▶ **Records to process**
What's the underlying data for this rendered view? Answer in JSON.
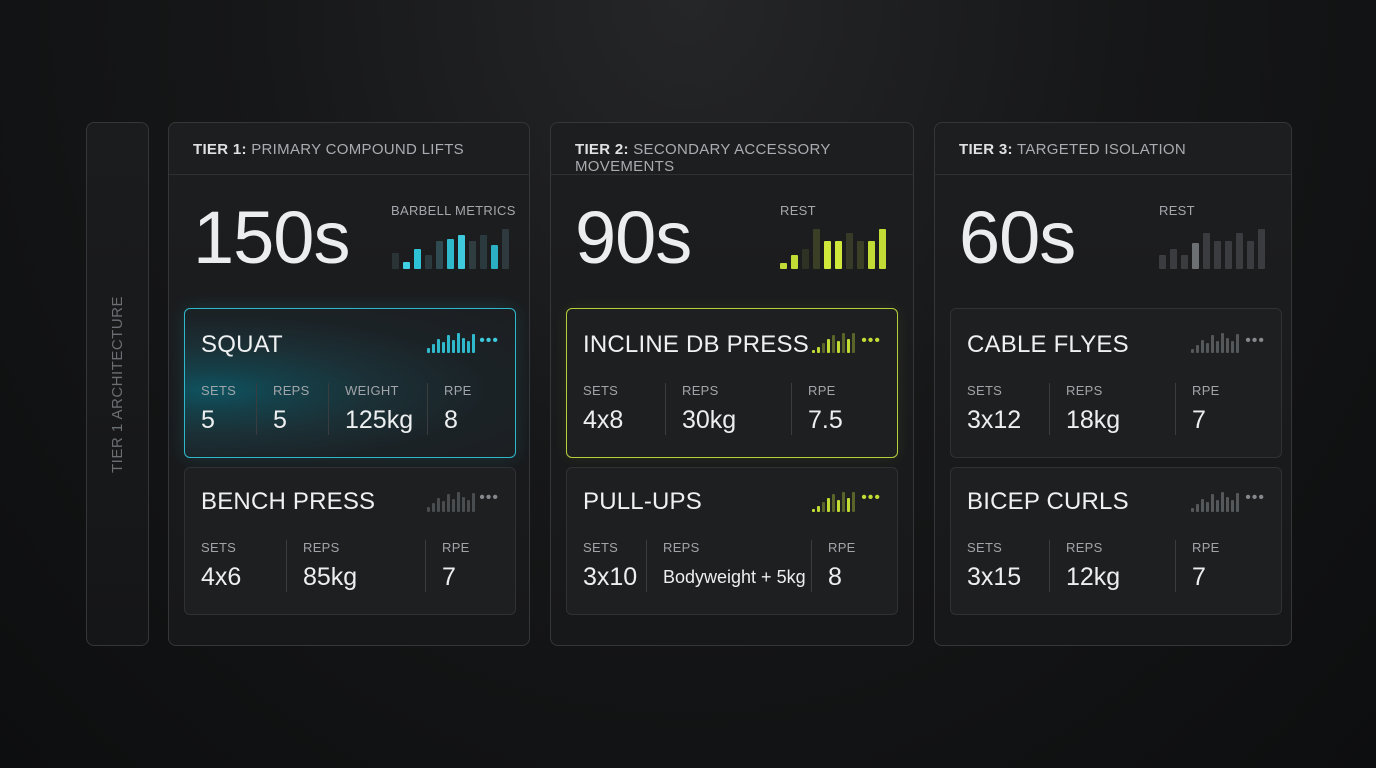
{
  "side_rail": {
    "label": "TIER 1 ARCHITECTURE"
  },
  "tiers": [
    {
      "tier_label": "TIER 1:",
      "tier_name": "PRIMARY COMPOUND LIFTS",
      "rest_value": "150s",
      "metric_label": "BARBELL METRICS",
      "accent": "#36c3d6",
      "cards": [
        {
          "title": "SQUAT",
          "stats": [
            {
              "label": "SETS",
              "value": "5"
            },
            {
              "label": "REPS",
              "value": "5"
            },
            {
              "label": "WEIGHT",
              "value": "125kg"
            },
            {
              "label": "RPE",
              "value": "8"
            }
          ]
        },
        {
          "title": "BENCH PRESS",
          "stats": [
            {
              "label": "SETS",
              "value": "4x6"
            },
            {
              "label": "REPS",
              "value": "85kg"
            },
            {
              "label": "RPE",
              "value": "7"
            }
          ]
        }
      ]
    },
    {
      "tier_label": "TIER 2:",
      "tier_name": "SECONDARY ACCESSORY MOVEMENTS",
      "rest_value": "90s",
      "metric_label": "REST",
      "accent": "#c3dc35",
      "cards": [
        {
          "title": "INCLINE DB PRESS",
          "stats": [
            {
              "label": "SETS",
              "value": "4x8"
            },
            {
              "label": "REPS",
              "value": "30kg"
            },
            {
              "label": "RPE",
              "value": "7.5"
            }
          ]
        },
        {
          "title": "PULL-UPS",
          "stats": [
            {
              "label": "SETS",
              "value": "3x10"
            },
            {
              "label": "REPS",
              "value": "Bodyweight + 5kg"
            },
            {
              "label": "RPE",
              "value": "8"
            }
          ]
        }
      ]
    },
    {
      "tier_label": "TIER 3:",
      "tier_name": "TARGETED ISOLATION",
      "rest_value": "60s",
      "metric_label": "REST",
      "accent": "#8a8c8f",
      "cards": [
        {
          "title": "CABLE FLYES",
          "stats": [
            {
              "label": "SETS",
              "value": "3x12"
            },
            {
              "label": "REPS",
              "value": "18kg"
            },
            {
              "label": "RPE",
              "value": "7"
            }
          ]
        },
        {
          "title": "BICEP CURLS",
          "stats": [
            {
              "label": "SETS",
              "value": "3x15"
            },
            {
              "label": "REPS",
              "value": "12kg"
            },
            {
              "label": "RPE",
              "value": "7"
            }
          ]
        }
      ]
    }
  ],
  "icons": {
    "more": "more-dots-icon",
    "bars": "bar-chart-icon"
  }
}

▶ **Exercise**
Every line above should be returned word for word, with the pictures left behind.

▶ **Reply to the exercise**
What's the underlying data for this rendered view? Answer in JSON.
{
  "side_rail": {
    "label": "TIER 1 ARCHITECTURE"
  },
  "tiers": [
    {
      "tier_label": "TIER 1:",
      "tier_name": "PRIMARY COMPOUND LIFTS",
      "rest_value": "150s",
      "metric_label": "BARBELL METRICS",
      "accent": "#36c3d6",
      "cards": [
        {
          "title": "SQUAT",
          "stats": [
            {
              "label": "SETS",
              "value": "5"
            },
            {
              "label": "REPS",
              "value": "5"
            },
            {
              "label": "WEIGHT",
              "value": "125kg"
            },
            {
              "label": "RPE",
              "value": "8"
            }
          ]
        },
        {
          "title": "BENCH PRESS",
          "stats": [
            {
              "label": "SETS",
              "value": "4x6"
            },
            {
              "label": "REPS",
              "value": "85kg"
            },
            {
              "label": "RPE",
              "value": "7"
            }
          ]
        }
      ]
    },
    {
      "tier_label": "TIER 2:",
      "tier_name": "SECONDARY ACCESSORY MOVEMENTS",
      "rest_value": "90s",
      "metric_label": "REST",
      "accent": "#c3dc35",
      "cards": [
        {
          "title": "INCLINE DB PRESS",
          "stats": [
            {
              "label": "SETS",
              "value": "4x8"
            },
            {
              "label": "REPS",
              "value": "30kg"
            },
            {
              "label": "RPE",
              "value": "7.5"
            }
          ]
        },
        {
          "title": "PULL-UPS",
          "stats": [
            {
              "label": "SETS",
              "value": "3x10"
            },
            {
              "label": "REPS",
              "value": "Bodyweight + 5kg"
            },
            {
              "label": "RPE",
              "value": "8"
            }
          ]
        }
      ]
    },
    {
      "tier_label": "TIER 3:",
      "tier_name": "TARGETED ISOLATION",
      "rest_value": "60s",
      "metric_label": "REST",
      "accent": "#8a8c8f",
      "cards": [
        {
          "title": "CABLE FLYES",
          "stats": [
            {
              "label": "SETS",
              "value": "3x12"
            },
            {
              "label": "REPS",
              "value": "18kg"
            },
            {
              "label": "RPE",
              "value": "7"
            }
          ]
        },
        {
          "title": "BICEP CURLS",
          "stats": [
            {
              "label": "SETS",
              "value": "3x15"
            },
            {
              "label": "REPS",
              "value": "12kg"
            },
            {
              "label": "RPE",
              "value": "7"
            }
          ]
        }
      ]
    }
  ],
  "icons": {
    "more": "more-dots-icon",
    "bars": "bar-chart-icon"
  }
}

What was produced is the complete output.